Copy each of the records below word for word, changing nothing.

########################################

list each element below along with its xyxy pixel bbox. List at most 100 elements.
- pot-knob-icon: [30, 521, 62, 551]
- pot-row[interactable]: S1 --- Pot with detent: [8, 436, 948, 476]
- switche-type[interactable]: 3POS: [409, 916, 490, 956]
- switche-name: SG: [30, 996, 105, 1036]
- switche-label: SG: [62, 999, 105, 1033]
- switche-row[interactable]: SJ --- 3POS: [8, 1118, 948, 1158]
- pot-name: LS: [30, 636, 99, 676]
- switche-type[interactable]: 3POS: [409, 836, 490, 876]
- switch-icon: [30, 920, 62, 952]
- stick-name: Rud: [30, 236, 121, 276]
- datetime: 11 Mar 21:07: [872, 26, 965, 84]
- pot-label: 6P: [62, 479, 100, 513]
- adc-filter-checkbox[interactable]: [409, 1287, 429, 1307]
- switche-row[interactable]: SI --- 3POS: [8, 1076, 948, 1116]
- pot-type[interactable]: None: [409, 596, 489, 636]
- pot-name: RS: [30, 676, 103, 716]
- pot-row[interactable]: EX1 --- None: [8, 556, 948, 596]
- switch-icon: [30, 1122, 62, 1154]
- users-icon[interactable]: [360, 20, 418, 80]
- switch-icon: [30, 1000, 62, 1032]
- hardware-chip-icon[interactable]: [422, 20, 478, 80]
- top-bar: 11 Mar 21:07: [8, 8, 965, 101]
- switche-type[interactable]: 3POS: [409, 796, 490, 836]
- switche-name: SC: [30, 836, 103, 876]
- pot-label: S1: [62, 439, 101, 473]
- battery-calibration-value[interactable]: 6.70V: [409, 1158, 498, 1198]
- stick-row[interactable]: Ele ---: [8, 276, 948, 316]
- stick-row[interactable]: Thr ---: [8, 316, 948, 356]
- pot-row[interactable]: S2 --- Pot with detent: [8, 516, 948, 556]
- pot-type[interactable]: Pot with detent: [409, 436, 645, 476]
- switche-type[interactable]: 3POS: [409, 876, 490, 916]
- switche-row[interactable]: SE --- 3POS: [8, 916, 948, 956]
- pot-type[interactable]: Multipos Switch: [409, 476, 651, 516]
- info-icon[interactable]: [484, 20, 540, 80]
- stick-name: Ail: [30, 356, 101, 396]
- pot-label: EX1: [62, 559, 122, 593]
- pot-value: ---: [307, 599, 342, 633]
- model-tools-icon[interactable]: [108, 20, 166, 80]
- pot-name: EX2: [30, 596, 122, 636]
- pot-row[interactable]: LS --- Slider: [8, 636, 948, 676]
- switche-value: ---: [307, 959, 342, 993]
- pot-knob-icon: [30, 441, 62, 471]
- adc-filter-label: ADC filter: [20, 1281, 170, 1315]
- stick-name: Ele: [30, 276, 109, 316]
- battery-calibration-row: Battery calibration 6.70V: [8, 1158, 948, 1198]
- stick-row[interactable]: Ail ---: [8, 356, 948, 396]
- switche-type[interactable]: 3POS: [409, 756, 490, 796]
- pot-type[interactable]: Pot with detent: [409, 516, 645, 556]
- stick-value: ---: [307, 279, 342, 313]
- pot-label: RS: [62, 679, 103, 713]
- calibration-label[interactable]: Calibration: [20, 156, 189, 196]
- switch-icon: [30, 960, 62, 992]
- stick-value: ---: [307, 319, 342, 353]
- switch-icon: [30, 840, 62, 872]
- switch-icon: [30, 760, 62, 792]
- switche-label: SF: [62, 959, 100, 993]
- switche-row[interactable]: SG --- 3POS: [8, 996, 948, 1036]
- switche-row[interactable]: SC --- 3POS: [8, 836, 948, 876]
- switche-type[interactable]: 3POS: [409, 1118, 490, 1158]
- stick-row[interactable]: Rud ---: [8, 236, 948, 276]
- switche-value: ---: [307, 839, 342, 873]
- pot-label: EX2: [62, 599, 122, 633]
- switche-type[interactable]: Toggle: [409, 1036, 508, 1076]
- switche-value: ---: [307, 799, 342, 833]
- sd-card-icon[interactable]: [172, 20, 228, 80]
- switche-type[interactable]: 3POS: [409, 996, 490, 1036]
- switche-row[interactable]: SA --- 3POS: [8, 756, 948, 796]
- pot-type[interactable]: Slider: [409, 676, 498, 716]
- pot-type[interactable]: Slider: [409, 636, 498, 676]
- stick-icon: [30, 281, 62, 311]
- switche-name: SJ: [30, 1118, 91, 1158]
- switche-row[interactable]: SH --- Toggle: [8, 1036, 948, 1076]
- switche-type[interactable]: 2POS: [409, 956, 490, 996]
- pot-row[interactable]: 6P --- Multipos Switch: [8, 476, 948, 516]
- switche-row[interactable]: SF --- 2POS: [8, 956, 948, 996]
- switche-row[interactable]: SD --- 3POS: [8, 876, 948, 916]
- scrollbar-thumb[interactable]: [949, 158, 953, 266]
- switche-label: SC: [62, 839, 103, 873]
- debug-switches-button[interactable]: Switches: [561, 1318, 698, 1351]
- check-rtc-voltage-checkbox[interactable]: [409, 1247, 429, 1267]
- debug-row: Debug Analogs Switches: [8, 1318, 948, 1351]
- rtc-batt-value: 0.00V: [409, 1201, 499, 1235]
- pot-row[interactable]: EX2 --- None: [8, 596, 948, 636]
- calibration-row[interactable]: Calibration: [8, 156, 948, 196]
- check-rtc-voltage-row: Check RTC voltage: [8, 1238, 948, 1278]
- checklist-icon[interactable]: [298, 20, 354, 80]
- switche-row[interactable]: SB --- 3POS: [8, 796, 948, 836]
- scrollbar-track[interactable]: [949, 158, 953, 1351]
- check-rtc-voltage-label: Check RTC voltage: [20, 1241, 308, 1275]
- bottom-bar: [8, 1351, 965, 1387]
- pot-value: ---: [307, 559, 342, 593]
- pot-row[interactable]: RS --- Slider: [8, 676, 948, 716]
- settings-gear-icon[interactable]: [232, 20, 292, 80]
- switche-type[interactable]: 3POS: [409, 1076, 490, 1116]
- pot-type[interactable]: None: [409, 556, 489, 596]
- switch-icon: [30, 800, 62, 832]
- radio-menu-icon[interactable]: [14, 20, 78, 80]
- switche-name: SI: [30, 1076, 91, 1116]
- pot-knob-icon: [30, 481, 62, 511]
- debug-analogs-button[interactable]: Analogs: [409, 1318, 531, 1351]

########################################

ANSWER TO THE TASK:
list each element below along with its xyxy pixel bbox. List at most 100 elements.
- pot-knob-icon: [30, 521, 62, 551]
- pot-row[interactable]: S1 --- Pot with detent: [8, 436, 948, 476]
- switche-type[interactable]: 3POS: [409, 916, 490, 956]
- switche-name: SG: [30, 996, 105, 1036]
- switche-label: SG: [62, 999, 105, 1033]
- switche-row[interactable]: SJ --- 3POS: [8, 1118, 948, 1158]
- pot-name: LS: [30, 636, 99, 676]
- switche-type[interactable]: 3POS: [409, 836, 490, 876]
- switch-icon: [30, 920, 62, 952]
- stick-name: Rud: [30, 236, 121, 276]
- datetime: 11 Mar 21:07: [872, 26, 965, 84]
- pot-label: 6P: [62, 479, 100, 513]
- adc-filter-checkbox[interactable]: [409, 1287, 429, 1307]
- switche-row[interactable]: SI --- 3POS: [8, 1076, 948, 1116]
- pot-type[interactable]: None: [409, 596, 489, 636]
- pot-name: RS: [30, 676, 103, 716]
- pot-row[interactable]: EX1 --- None: [8, 556, 948, 596]
- switch-icon: [30, 1122, 62, 1154]
- users-icon[interactable]: [360, 20, 418, 80]
- switch-icon: [30, 1000, 62, 1032]
- hardware-chip-icon[interactable]: [422, 20, 478, 80]
- top-bar: 11 Mar 21:07: [8, 8, 965, 101]
- switche-type[interactable]: 3POS: [409, 796, 490, 836]
- switche-name: SC: [30, 836, 103, 876]
- pot-label: S1: [62, 439, 101, 473]
- battery-calibration-value[interactable]: 6.70V: [409, 1158, 498, 1198]
- stick-row[interactable]: Ele ---: [8, 276, 948, 316]
- stick-row[interactable]: Thr ---: [8, 316, 948, 356]
- pot-row[interactable]: S2 --- Pot with detent: [8, 516, 948, 556]
- pot-type[interactable]: Pot with detent: [409, 436, 645, 476]
- switche-type[interactable]: 3POS: [409, 876, 490, 916]
- switche-row[interactable]: SE --- 3POS: [8, 916, 948, 956]
- pot-type[interactable]: Multipos Switch: [409, 476, 651, 516]
- info-icon[interactable]: [484, 20, 540, 80]
- stick-name: Ail: [30, 356, 101, 396]
- pot-label: EX1: [62, 559, 122, 593]
- pot-value: ---: [307, 599, 342, 633]
- model-tools-icon[interactable]: [108, 20, 166, 80]
- pot-name: EX2: [30, 596, 122, 636]
- pot-row[interactable]: LS --- Slider: [8, 636, 948, 676]
- switche-value: ---: [307, 959, 342, 993]
- pot-knob-icon: [30, 441, 62, 471]
- adc-filter-label: ADC filter: [20, 1281, 170, 1315]
- stick-name: Ele: [30, 276, 109, 316]
- battery-calibration-row: Battery calibration 6.70V: [8, 1158, 948, 1198]
- stick-row[interactable]: Ail ---: [8, 356, 948, 396]
- switche-type[interactable]: 3POS: [409, 756, 490, 796]
- pot-type[interactable]: Pot with detent: [409, 516, 645, 556]
- stick-value: ---: [307, 279, 342, 313]
- pot-label: RS: [62, 679, 103, 713]
- calibration-label[interactable]: Calibration: [20, 156, 189, 196]
- switch-icon: [30, 960, 62, 992]
- stick-value: ---: [307, 319, 342, 353]
- switch-icon: [30, 840, 62, 872]
- switch-icon: [30, 760, 62, 792]
- switche-label: SF: [62, 959, 100, 993]
- switche-row[interactable]: SG --- 3POS: [8, 996, 948, 1036]
- switche-row[interactable]: SC --- 3POS: [8, 836, 948, 876]
- switche-type[interactable]: 3POS: [409, 1118, 490, 1158]
- stick-row[interactable]: Rud ---: [8, 236, 948, 276]
- switche-value: ---: [307, 839, 342, 873]
- pot-label: EX2: [62, 599, 122, 633]
- switche-type[interactable]: Toggle: [409, 1036, 508, 1076]
- switche-value: ---: [307, 799, 342, 833]
- sd-card-icon[interactable]: [172, 20, 228, 80]
- switche-type[interactable]: 3POS: [409, 996, 490, 1036]
- switche-row[interactable]: SA --- 3POS: [8, 756, 948, 796]
- pot-type[interactable]: Slider: [409, 676, 498, 716]
- pot-type[interactable]: Slider: [409, 636, 498, 676]
- stick-icon: [30, 281, 62, 311]
- switche-name: SJ: [30, 1118, 91, 1158]
- switche-row[interactable]: SH --- Toggle: [8, 1036, 948, 1076]
- switche-type[interactable]: 2POS: [409, 956, 490, 996]
- pot-row[interactable]: 6P --- Multipos Switch: [8, 476, 948, 516]
- switche-row[interactable]: SF --- 2POS: [8, 956, 948, 996]
- switche-row[interactable]: SD --- 3POS: [8, 876, 948, 916]
- scrollbar-thumb[interactable]: [949, 158, 953, 266]
- switche-label: SC: [62, 839, 103, 873]
- debug-switches-button[interactable]: Switches: [561, 1318, 698, 1351]
- check-rtc-voltage-checkbox[interactable]: [409, 1247, 429, 1267]
- debug-row: Debug Analogs Switches: [8, 1318, 948, 1351]
- rtc-batt-value: 0.00V: [409, 1201, 499, 1235]
- pot-row[interactable]: EX2 --- None: [8, 596, 948, 636]
- calibration-row[interactable]: Calibration: [8, 156, 948, 196]
- check-rtc-voltage-row: Check RTC voltage: [8, 1238, 948, 1278]
- checklist-icon[interactable]: [298, 20, 354, 80]
- switche-row[interactable]: SB --- 3POS: [8, 796, 948, 836]
- scrollbar-track[interactable]: [949, 158, 953, 1351]
- check-rtc-voltage-label: Check RTC voltage: [20, 1241, 308, 1275]
- bottom-bar: [8, 1351, 965, 1387]
- pot-value: ---: [307, 559, 342, 593]
- pot-row[interactable]: RS --- Slider: [8, 676, 948, 716]
- settings-gear-icon[interactable]: [232, 20, 292, 80]
- switche-type[interactable]: 3POS: [409, 1076, 490, 1116]
- pot-type[interactable]: None: [409, 556, 489, 596]
- switch-icon: [30, 800, 62, 832]
- radio-menu-icon[interactable]: [14, 20, 78, 80]
- switche-name: SI: [30, 1076, 91, 1116]
- pot-knob-icon: [30, 481, 62, 511]
- debug-analogs-button[interactable]: Analogs: [409, 1318, 531, 1351]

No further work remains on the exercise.